• [Aim]:
Below are records; count the lines that contain "Ribbon" and give only the total.

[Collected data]
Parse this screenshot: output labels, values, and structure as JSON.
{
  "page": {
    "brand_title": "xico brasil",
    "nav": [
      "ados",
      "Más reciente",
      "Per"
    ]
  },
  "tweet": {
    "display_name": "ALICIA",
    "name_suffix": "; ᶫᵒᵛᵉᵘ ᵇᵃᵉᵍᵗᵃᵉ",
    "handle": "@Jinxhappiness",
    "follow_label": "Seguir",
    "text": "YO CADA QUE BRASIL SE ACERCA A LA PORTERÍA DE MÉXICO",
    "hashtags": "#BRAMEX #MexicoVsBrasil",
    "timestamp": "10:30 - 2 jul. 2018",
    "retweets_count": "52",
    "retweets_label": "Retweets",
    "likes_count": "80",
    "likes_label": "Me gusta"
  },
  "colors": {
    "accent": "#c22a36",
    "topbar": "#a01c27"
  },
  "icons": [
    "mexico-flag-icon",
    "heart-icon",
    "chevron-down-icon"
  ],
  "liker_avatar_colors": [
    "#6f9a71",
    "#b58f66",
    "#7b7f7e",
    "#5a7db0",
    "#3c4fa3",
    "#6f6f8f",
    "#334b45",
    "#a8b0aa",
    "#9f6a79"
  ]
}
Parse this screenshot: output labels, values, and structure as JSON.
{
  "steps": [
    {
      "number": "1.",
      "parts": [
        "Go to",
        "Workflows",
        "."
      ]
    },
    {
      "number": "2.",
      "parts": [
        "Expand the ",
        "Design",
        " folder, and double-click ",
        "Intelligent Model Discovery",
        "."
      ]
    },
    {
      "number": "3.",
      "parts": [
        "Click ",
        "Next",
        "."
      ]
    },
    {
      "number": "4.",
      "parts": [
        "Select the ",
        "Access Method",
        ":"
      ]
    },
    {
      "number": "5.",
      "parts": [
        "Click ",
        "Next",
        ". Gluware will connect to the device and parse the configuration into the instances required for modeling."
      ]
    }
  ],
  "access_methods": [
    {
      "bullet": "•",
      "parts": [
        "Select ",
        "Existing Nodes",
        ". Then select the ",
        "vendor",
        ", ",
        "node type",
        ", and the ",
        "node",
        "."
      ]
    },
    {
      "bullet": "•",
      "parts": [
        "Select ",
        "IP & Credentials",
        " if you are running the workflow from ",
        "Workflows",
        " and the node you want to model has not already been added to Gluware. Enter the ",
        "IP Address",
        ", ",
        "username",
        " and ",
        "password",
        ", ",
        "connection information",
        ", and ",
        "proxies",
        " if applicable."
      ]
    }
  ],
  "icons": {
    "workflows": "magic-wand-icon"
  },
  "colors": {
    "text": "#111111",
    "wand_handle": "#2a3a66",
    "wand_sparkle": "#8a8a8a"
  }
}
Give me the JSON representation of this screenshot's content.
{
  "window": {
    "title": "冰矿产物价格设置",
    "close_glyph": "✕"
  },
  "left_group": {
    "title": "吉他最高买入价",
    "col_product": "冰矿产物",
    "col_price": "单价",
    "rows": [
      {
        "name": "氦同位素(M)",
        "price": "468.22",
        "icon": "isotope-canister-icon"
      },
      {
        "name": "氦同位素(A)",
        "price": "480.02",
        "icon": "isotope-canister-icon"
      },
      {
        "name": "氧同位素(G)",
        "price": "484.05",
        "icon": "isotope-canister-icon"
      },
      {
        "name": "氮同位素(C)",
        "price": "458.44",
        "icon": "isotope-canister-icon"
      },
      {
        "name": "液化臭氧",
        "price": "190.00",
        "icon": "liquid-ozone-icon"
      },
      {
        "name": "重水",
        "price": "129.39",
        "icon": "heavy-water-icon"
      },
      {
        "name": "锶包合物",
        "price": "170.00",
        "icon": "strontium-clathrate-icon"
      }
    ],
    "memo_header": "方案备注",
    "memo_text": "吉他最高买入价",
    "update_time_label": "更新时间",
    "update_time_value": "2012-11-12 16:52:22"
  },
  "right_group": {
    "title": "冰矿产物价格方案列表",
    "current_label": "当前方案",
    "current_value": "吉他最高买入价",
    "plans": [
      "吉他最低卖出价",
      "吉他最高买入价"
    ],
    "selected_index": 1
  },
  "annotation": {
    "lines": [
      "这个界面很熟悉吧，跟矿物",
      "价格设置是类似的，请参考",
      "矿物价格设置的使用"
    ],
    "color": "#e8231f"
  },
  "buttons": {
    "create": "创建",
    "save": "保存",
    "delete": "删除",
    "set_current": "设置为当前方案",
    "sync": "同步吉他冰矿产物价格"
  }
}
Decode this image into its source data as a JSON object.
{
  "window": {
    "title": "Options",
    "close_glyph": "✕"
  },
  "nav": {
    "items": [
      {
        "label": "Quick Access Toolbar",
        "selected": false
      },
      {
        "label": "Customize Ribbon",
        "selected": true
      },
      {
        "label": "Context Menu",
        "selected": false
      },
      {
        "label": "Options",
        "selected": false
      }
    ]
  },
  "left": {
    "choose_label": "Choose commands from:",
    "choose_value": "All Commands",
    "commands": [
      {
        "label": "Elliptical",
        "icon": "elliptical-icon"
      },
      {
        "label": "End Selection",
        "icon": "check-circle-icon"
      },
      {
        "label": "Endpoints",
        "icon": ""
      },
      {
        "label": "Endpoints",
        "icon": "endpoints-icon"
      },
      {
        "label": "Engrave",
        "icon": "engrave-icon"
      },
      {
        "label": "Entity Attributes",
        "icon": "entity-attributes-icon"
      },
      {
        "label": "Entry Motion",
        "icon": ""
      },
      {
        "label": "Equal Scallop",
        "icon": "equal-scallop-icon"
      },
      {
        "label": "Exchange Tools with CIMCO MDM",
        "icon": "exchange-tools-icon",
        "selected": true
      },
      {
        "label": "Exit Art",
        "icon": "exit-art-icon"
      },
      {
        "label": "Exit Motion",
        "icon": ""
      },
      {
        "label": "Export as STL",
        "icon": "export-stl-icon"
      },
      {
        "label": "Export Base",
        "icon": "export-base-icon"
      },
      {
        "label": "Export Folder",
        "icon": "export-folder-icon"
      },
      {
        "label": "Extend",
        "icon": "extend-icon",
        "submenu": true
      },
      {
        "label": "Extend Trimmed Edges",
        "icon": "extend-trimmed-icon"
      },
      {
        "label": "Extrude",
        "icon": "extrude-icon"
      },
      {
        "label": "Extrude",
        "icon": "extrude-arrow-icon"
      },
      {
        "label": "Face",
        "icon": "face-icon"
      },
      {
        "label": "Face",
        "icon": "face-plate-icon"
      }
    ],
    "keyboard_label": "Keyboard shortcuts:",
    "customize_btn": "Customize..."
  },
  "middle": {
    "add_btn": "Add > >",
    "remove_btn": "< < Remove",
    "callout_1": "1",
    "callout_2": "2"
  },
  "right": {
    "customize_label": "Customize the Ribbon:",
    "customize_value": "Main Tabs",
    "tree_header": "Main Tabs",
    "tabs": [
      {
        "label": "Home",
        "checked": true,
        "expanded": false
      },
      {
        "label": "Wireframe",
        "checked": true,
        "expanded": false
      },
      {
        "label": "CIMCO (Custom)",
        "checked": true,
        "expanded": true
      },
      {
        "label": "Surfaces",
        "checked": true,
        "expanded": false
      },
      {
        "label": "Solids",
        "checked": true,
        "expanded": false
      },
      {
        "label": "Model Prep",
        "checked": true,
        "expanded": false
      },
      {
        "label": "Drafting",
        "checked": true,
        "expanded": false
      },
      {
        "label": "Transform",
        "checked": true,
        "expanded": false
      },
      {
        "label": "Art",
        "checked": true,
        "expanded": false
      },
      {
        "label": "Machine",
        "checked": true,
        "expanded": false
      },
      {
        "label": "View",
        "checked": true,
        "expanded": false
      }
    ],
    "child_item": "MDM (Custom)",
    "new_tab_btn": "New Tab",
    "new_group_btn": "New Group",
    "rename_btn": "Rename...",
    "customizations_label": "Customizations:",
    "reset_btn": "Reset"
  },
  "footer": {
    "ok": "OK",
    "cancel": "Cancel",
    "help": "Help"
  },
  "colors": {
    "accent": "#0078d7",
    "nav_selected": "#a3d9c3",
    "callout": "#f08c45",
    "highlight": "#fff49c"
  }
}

• [Solved exercise]:
2